"""

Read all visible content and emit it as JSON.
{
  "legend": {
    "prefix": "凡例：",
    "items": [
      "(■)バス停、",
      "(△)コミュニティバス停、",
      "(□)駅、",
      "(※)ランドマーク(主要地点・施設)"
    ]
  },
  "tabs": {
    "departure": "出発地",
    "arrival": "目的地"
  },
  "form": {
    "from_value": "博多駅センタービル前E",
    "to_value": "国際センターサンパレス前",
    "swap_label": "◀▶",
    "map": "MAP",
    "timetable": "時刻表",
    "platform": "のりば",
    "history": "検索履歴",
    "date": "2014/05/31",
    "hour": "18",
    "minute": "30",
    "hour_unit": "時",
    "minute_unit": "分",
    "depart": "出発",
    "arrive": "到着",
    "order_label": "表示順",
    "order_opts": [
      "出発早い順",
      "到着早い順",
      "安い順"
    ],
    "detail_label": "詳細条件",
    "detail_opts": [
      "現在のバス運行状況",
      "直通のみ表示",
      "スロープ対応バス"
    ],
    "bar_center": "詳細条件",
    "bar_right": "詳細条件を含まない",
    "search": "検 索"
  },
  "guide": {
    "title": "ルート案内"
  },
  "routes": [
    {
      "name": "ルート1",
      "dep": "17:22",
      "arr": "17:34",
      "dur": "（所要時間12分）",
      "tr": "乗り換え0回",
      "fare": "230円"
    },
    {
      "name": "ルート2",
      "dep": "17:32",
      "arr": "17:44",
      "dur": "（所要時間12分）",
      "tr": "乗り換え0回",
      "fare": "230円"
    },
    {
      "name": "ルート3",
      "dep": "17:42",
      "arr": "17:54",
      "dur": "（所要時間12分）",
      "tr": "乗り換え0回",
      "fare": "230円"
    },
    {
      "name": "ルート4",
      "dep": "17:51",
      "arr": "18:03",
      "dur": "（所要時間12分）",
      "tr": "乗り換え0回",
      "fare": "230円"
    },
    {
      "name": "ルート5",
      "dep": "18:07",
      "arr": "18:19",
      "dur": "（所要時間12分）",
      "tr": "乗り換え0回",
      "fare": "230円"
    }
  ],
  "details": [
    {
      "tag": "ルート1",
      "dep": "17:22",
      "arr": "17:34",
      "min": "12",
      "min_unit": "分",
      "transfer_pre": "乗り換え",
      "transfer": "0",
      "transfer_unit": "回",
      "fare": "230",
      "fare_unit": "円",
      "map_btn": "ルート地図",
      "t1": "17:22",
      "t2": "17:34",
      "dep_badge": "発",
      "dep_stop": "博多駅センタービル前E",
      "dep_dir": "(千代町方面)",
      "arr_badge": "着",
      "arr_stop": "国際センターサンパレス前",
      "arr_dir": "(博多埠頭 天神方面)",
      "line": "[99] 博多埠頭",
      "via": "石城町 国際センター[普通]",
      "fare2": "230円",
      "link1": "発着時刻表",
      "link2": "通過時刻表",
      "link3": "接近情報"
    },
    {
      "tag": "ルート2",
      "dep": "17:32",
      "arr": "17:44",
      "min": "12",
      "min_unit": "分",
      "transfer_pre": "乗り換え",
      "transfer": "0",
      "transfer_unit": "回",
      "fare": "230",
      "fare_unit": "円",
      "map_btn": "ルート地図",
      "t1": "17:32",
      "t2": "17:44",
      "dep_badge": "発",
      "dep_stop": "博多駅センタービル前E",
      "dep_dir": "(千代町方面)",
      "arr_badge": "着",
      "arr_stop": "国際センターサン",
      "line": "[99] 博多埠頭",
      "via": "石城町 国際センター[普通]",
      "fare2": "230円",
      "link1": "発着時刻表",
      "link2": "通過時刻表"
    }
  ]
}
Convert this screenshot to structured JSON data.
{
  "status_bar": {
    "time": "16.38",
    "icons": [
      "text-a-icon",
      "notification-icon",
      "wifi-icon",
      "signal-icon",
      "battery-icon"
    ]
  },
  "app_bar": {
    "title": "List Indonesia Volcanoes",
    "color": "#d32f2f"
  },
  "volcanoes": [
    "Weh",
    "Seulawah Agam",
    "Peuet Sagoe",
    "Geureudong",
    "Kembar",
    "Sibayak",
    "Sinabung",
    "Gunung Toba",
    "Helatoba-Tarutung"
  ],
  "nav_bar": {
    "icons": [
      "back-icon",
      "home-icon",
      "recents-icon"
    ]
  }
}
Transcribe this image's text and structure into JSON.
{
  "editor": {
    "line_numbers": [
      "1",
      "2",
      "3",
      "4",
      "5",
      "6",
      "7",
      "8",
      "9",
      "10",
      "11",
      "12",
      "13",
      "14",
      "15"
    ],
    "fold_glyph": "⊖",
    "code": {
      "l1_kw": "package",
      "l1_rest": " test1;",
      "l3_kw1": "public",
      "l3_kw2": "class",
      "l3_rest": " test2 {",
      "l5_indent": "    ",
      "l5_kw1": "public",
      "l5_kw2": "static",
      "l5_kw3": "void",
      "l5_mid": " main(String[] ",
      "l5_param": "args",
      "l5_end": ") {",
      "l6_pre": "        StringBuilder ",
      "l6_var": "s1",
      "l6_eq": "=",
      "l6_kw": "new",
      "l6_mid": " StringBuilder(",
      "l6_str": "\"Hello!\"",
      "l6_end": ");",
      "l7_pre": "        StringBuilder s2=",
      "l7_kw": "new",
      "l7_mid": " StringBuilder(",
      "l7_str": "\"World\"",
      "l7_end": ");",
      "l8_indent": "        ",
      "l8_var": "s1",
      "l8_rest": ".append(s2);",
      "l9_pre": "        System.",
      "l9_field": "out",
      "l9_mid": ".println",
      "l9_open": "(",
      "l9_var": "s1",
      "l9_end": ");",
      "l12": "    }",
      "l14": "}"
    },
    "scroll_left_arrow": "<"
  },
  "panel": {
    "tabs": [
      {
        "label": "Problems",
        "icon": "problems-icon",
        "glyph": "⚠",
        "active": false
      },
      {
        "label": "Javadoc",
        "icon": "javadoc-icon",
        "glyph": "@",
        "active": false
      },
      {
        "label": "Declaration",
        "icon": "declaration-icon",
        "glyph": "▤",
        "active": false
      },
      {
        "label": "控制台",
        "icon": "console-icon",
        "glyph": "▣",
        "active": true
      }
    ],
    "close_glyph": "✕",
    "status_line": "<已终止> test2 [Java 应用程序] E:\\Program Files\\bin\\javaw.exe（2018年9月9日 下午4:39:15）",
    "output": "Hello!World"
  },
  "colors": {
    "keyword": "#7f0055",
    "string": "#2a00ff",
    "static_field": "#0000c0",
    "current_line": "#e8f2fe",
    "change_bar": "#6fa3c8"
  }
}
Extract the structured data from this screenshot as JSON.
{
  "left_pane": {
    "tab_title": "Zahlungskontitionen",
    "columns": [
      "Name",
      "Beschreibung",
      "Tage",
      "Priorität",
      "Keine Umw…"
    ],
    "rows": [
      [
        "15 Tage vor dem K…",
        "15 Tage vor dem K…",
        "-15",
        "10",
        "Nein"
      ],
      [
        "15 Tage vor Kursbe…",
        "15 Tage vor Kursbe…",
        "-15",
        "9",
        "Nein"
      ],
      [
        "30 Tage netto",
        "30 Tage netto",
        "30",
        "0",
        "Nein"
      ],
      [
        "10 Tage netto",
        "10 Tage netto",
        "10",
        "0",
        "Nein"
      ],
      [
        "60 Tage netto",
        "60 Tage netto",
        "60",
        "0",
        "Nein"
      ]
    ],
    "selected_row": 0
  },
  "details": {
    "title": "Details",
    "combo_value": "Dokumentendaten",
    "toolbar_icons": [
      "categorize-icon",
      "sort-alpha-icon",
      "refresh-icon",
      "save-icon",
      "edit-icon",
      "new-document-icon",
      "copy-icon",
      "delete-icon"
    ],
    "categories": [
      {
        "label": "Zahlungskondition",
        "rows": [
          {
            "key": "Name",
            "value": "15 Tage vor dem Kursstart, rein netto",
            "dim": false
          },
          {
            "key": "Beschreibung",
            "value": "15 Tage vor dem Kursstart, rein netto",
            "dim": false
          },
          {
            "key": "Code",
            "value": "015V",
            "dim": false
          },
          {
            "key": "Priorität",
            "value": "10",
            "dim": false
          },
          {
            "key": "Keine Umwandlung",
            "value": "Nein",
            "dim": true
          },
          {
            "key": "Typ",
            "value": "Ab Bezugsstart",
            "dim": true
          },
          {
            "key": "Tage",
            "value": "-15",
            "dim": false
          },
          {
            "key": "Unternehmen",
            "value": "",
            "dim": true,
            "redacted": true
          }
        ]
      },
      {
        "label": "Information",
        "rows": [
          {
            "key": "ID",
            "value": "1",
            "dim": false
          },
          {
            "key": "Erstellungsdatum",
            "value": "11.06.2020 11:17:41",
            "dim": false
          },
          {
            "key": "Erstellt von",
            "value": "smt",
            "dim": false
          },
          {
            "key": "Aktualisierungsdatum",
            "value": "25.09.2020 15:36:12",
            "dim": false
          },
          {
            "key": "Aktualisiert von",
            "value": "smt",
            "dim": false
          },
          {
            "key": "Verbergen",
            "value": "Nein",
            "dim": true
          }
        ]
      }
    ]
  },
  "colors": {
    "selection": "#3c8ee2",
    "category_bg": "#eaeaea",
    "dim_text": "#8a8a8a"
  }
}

"""

● TASK OBJECTIVE: Only lines with the word "StringBuilder" are wanted, so copy each one from the records.

● THE SOLUTION:
      "l6_pre": "        StringBuilder ",
      "l6_mid": " StringBuilder(",
      "l7_pre": "        StringBuilder s2=",
      "l7_mid": " StringBuilder(",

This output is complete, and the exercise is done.